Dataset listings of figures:
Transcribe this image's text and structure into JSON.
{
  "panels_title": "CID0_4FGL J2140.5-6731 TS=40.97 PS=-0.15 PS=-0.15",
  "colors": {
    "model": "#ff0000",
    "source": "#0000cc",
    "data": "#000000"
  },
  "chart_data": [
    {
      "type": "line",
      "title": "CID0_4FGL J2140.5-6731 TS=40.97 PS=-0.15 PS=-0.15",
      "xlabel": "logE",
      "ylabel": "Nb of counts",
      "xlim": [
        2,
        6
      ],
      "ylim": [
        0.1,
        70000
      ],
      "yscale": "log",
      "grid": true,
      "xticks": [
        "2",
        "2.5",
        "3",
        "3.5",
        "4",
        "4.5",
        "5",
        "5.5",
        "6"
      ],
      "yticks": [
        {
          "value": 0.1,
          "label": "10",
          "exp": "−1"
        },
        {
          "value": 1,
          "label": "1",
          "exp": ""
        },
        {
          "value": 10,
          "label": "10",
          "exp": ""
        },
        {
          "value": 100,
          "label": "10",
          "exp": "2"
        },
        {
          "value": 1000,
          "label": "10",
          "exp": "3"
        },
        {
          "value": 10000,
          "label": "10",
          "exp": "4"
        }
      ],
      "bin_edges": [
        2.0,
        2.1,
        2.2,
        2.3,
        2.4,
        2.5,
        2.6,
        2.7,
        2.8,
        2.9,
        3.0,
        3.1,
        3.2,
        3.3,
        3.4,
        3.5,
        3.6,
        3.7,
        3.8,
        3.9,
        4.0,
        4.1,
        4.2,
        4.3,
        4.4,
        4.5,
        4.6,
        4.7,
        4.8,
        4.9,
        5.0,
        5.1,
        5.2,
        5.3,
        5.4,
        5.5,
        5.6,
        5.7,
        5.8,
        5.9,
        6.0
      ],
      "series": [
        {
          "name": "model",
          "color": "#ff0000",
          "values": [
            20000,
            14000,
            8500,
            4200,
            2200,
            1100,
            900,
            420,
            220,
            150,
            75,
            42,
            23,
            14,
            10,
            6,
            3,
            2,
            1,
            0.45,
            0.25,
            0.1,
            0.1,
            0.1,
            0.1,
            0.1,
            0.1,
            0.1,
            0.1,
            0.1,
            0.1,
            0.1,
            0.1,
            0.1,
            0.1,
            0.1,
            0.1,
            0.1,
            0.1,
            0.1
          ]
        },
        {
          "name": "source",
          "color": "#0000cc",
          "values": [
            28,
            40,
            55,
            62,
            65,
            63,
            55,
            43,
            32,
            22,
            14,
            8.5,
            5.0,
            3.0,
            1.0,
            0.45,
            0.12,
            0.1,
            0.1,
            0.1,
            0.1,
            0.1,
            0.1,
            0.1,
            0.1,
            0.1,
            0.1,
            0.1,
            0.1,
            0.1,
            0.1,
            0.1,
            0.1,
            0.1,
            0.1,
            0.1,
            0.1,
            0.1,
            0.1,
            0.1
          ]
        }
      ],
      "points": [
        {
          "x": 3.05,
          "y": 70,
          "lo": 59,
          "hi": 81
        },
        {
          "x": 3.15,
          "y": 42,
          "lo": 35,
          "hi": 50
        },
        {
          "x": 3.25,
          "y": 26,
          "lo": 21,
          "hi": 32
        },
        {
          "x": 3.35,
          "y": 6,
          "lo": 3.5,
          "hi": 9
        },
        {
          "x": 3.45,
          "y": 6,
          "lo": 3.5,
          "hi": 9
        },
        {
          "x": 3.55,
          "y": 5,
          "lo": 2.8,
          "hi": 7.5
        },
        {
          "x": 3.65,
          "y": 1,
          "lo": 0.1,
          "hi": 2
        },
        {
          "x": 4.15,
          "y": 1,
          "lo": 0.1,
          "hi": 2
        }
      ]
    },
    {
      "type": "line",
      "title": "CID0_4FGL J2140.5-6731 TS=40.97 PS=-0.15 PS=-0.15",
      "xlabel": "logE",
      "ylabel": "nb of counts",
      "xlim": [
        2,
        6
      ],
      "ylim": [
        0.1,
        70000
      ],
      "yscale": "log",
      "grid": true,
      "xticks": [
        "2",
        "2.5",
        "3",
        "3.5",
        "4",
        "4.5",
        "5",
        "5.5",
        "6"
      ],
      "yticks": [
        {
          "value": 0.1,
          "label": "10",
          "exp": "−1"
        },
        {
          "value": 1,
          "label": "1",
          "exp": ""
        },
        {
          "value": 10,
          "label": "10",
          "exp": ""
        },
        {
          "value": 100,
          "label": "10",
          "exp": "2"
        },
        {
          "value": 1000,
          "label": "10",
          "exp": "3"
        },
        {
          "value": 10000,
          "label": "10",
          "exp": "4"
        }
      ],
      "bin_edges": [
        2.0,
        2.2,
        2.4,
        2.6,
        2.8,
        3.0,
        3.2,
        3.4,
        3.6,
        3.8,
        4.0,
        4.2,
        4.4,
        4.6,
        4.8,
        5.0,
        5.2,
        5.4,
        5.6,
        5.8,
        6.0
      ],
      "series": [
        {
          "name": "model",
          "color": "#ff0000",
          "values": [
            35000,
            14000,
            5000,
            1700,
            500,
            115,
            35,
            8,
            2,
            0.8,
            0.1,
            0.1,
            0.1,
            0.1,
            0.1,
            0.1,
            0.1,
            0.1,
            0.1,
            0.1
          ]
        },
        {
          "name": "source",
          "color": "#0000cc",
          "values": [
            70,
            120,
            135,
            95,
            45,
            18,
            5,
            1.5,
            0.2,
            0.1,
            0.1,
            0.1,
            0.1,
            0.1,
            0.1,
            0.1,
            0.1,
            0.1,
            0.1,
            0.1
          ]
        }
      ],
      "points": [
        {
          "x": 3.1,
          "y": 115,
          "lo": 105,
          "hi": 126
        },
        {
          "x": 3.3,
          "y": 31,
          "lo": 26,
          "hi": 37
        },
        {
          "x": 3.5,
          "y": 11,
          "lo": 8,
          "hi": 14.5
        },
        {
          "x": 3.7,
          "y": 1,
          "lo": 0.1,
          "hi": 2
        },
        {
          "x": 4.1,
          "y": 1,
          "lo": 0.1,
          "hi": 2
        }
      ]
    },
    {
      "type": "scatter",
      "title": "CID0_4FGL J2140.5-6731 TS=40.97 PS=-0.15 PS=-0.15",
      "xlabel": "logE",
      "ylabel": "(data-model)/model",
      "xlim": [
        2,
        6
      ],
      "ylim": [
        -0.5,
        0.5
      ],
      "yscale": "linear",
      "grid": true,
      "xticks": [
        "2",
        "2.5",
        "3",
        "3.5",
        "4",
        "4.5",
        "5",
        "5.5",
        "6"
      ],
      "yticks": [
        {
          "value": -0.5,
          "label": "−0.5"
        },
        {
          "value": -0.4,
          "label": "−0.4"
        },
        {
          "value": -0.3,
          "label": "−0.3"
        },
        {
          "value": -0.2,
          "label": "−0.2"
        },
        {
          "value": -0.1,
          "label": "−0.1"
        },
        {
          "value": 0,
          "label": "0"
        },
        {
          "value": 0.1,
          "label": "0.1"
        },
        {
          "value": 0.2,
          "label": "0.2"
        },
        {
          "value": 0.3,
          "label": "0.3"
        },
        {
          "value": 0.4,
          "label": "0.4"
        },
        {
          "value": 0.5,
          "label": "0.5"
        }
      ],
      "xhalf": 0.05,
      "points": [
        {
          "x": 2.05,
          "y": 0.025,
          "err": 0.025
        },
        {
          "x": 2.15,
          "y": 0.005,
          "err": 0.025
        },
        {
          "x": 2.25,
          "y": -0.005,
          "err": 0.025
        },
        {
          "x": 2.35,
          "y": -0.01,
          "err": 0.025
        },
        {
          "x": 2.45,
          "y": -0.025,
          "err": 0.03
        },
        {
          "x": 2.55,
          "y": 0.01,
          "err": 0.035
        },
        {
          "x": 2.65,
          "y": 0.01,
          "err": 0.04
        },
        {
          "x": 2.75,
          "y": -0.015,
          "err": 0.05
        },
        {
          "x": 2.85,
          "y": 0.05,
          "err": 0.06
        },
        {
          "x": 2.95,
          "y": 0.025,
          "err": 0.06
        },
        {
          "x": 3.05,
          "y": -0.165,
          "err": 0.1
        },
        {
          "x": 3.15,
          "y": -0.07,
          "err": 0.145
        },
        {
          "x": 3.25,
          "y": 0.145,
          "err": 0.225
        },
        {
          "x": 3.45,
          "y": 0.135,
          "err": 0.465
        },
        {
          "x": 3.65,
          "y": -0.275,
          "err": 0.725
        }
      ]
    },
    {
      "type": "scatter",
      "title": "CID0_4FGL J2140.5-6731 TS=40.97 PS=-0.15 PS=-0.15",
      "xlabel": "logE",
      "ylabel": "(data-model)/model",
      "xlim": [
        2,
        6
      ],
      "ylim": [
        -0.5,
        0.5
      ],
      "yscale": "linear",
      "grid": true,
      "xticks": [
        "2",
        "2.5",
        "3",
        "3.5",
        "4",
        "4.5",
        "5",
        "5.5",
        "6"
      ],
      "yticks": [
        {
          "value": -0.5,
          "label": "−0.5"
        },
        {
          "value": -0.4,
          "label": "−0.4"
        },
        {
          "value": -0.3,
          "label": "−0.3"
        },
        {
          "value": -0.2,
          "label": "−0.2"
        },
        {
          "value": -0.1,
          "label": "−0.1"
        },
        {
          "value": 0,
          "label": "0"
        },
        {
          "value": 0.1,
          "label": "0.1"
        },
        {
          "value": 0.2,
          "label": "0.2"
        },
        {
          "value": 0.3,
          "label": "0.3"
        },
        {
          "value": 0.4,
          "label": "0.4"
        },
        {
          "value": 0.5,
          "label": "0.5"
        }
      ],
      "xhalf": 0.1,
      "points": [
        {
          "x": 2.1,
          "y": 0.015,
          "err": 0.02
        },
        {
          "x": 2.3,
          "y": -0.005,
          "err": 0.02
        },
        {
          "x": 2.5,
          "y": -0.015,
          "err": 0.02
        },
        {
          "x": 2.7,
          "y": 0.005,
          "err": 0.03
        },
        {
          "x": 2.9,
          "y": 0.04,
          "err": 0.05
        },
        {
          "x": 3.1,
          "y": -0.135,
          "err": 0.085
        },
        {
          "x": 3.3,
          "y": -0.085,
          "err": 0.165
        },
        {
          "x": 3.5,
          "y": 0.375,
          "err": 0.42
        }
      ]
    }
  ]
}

**Given exercise:** What is the number of lines containing "counts"? Give that number only.

**Exercise result:** 2